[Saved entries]
# # # # # # #

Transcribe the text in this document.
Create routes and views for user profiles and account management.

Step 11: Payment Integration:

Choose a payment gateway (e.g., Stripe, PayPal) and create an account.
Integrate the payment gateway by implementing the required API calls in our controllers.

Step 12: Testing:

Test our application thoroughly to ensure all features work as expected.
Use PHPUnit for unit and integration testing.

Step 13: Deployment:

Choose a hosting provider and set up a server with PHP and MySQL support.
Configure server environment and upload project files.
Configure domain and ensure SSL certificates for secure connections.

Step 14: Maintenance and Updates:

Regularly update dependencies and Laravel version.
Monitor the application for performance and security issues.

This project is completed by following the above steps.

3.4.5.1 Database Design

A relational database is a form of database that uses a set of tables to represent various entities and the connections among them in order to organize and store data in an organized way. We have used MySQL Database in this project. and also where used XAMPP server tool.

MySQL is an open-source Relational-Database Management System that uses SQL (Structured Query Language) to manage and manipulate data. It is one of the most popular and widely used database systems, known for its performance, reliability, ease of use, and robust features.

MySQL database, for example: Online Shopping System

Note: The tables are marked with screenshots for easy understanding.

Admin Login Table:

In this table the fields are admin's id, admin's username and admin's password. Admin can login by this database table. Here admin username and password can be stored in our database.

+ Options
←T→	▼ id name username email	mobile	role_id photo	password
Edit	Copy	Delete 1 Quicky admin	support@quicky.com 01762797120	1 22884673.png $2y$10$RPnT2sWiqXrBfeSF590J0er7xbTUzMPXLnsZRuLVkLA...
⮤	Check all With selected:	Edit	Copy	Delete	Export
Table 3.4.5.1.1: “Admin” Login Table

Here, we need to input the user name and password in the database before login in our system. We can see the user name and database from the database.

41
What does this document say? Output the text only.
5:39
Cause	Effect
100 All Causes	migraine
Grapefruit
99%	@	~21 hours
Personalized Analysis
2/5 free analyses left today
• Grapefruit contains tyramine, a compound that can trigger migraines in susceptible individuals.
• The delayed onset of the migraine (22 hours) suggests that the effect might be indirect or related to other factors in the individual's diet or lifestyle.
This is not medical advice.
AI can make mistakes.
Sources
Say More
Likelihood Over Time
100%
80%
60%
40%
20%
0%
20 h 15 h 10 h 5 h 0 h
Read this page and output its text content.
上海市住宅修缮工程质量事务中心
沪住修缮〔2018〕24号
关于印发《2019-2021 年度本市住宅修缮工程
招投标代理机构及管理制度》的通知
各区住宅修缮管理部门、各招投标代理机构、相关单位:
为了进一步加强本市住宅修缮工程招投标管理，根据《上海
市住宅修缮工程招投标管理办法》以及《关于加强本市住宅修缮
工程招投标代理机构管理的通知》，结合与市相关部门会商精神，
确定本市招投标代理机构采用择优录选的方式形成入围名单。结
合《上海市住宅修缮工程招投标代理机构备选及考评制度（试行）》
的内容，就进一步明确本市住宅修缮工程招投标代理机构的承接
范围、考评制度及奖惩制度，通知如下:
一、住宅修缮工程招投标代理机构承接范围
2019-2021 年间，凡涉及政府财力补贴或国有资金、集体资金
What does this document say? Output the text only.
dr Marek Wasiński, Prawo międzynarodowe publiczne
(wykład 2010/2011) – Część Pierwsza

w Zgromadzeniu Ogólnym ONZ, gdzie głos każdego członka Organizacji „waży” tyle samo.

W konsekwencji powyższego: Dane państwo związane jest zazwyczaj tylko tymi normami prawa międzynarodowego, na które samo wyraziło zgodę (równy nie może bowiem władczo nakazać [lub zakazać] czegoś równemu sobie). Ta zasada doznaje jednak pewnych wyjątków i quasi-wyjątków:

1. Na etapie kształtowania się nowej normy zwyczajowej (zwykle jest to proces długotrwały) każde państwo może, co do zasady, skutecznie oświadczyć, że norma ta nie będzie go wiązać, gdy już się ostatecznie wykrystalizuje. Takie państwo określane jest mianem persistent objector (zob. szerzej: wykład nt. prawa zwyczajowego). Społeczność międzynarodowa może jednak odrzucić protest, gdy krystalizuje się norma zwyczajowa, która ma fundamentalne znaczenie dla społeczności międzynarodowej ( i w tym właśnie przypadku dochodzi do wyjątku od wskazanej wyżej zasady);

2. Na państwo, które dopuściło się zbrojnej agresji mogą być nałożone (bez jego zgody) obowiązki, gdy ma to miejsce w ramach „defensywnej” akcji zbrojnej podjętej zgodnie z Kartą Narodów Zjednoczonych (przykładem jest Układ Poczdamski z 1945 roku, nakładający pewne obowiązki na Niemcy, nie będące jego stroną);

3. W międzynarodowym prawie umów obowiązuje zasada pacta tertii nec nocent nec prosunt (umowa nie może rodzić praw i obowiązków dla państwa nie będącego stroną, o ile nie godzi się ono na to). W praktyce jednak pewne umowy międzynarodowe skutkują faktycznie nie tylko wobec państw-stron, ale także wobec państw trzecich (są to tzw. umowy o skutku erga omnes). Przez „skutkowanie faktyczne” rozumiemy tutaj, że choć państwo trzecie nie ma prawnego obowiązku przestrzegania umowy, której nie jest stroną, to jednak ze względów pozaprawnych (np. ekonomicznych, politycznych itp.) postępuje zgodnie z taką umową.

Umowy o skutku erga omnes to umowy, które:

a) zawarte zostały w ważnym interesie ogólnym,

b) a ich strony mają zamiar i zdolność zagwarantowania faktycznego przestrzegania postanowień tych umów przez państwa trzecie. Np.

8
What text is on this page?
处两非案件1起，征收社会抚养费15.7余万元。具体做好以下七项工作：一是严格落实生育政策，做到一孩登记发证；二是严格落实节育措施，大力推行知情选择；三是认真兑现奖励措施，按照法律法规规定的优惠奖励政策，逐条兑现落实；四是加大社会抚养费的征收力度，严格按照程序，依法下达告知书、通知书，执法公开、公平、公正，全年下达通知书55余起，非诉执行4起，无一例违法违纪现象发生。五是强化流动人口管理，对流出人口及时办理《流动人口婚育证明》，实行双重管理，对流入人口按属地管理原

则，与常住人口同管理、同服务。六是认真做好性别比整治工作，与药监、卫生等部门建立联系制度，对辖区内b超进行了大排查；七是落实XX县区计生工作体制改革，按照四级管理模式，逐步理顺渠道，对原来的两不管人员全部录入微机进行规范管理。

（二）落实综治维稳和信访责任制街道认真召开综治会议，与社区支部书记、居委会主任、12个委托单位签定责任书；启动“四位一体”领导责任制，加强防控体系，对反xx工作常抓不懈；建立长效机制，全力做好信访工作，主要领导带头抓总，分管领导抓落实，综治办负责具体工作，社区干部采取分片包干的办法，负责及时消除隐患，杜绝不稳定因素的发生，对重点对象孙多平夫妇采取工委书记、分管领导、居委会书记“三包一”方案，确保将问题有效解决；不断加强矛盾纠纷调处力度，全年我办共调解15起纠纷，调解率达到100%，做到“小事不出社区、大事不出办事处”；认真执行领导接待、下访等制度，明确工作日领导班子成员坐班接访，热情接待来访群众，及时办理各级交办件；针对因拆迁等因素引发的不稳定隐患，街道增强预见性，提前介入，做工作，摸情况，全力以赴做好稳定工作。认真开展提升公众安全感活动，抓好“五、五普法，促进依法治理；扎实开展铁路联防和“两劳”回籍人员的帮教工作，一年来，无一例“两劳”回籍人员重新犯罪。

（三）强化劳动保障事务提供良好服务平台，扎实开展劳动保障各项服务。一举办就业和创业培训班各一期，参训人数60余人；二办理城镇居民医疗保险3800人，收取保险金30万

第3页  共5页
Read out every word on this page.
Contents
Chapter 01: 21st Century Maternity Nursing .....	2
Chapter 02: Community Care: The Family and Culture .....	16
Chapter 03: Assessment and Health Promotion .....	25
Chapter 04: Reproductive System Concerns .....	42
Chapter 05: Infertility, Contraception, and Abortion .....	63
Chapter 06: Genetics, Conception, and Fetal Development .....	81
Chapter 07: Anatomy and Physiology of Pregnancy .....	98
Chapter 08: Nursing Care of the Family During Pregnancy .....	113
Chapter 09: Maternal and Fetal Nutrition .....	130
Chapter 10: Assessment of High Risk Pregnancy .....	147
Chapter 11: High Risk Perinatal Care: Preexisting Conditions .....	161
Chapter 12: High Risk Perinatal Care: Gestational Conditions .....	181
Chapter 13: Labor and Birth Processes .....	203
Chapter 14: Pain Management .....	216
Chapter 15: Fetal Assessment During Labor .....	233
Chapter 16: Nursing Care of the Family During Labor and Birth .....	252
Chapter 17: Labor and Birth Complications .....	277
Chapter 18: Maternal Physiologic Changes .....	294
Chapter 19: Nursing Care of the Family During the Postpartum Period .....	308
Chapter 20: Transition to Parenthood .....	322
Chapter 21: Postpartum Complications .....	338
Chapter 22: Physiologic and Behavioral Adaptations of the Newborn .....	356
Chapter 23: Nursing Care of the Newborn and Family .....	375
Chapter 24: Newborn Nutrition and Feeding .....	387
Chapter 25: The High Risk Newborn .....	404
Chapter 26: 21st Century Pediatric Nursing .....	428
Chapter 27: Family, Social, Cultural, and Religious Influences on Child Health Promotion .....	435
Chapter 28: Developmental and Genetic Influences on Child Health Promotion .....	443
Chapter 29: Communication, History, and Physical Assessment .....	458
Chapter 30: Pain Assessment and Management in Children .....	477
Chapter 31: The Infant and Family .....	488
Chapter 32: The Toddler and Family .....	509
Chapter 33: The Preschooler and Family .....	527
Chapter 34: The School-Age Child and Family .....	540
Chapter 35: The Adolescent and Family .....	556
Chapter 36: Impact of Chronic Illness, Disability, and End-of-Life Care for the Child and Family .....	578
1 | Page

# # # # # # #

WHAT YOU NEED TO DO: In the material above, tally every line with the string "jednak" in it, then give that number alone.

FULL ANSWER: 3